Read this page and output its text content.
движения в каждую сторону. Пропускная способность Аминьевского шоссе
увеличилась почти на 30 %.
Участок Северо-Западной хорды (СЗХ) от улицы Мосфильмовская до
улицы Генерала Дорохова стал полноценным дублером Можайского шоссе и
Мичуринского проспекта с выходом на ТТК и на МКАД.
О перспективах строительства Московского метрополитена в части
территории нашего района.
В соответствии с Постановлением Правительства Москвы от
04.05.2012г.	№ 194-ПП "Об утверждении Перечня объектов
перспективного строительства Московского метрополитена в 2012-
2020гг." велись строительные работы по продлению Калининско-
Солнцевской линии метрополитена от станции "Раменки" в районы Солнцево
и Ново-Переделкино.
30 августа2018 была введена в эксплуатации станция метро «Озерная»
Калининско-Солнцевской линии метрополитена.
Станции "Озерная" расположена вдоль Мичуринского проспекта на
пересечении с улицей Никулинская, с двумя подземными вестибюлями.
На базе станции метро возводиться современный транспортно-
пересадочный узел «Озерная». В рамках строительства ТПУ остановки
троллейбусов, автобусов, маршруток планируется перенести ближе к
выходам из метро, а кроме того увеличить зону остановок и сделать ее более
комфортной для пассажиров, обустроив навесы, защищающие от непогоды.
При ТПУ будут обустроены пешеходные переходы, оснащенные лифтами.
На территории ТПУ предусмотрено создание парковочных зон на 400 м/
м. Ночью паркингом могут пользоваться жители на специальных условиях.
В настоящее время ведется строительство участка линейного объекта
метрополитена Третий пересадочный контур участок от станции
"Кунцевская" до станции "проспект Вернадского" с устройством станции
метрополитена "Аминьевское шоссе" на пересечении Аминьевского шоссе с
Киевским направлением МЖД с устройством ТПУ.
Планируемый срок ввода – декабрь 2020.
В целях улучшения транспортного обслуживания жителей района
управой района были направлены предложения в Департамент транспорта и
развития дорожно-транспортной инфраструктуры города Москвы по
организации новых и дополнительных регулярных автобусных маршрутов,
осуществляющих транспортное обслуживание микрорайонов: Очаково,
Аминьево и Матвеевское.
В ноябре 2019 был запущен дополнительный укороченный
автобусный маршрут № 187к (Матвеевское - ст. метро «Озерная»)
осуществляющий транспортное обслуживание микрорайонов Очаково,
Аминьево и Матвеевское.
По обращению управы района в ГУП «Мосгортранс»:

...

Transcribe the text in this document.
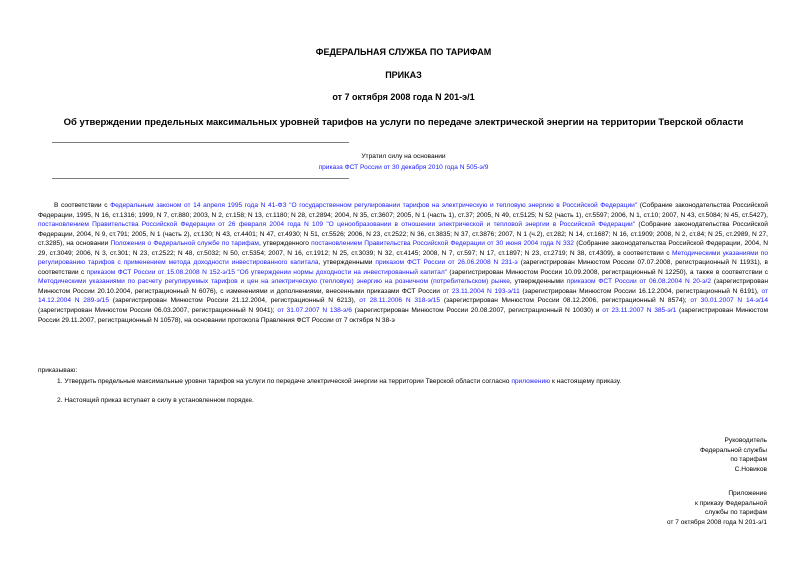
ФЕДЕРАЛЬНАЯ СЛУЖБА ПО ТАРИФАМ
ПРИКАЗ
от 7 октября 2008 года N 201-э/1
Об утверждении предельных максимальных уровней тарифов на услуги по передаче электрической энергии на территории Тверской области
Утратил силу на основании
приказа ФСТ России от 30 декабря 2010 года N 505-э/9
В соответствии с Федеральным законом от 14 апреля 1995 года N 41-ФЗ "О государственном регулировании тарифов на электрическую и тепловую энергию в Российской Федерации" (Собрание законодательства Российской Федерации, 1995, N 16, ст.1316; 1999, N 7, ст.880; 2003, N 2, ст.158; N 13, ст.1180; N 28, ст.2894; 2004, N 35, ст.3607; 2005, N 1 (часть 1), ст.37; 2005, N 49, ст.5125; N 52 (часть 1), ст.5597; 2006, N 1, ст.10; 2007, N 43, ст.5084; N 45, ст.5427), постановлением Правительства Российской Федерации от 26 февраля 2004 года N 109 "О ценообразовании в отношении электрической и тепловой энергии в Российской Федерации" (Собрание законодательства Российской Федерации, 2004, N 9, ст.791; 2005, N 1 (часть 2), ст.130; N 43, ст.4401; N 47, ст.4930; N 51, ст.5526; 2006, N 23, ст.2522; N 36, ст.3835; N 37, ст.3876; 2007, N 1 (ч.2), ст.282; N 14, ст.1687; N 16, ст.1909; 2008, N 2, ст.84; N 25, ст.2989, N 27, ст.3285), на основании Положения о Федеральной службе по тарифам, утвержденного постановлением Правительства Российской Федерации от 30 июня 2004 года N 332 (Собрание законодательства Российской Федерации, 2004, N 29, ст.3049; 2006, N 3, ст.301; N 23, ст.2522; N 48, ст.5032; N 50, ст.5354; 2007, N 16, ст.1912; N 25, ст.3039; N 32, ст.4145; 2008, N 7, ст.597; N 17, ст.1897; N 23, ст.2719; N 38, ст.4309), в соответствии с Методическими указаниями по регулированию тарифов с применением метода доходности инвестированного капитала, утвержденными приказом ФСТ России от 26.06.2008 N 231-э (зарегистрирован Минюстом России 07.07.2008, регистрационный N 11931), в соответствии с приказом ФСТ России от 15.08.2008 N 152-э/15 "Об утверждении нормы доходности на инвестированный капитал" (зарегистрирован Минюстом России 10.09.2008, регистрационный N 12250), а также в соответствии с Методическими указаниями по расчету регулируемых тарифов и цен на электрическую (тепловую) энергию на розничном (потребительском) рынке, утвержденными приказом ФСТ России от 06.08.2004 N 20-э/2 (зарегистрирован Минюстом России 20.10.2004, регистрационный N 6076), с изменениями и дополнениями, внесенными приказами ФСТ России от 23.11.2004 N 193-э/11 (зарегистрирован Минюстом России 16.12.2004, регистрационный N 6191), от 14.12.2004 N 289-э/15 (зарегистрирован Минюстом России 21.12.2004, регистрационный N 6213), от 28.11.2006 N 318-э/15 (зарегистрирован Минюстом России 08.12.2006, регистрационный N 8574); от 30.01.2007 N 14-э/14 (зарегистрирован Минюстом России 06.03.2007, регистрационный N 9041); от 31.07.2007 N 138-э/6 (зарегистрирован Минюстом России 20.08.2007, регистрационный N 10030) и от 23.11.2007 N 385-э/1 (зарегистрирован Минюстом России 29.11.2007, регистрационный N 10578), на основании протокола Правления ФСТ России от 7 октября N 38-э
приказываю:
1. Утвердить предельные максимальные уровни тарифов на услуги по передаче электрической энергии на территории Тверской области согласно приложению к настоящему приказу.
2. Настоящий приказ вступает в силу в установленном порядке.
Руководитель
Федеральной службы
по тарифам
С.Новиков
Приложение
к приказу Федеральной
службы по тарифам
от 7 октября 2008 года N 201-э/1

▶ [PROBLEM TO SOLVE] Give only the number of lines in the data that include the string "силу".

▶ [FINAL ANSWER] 2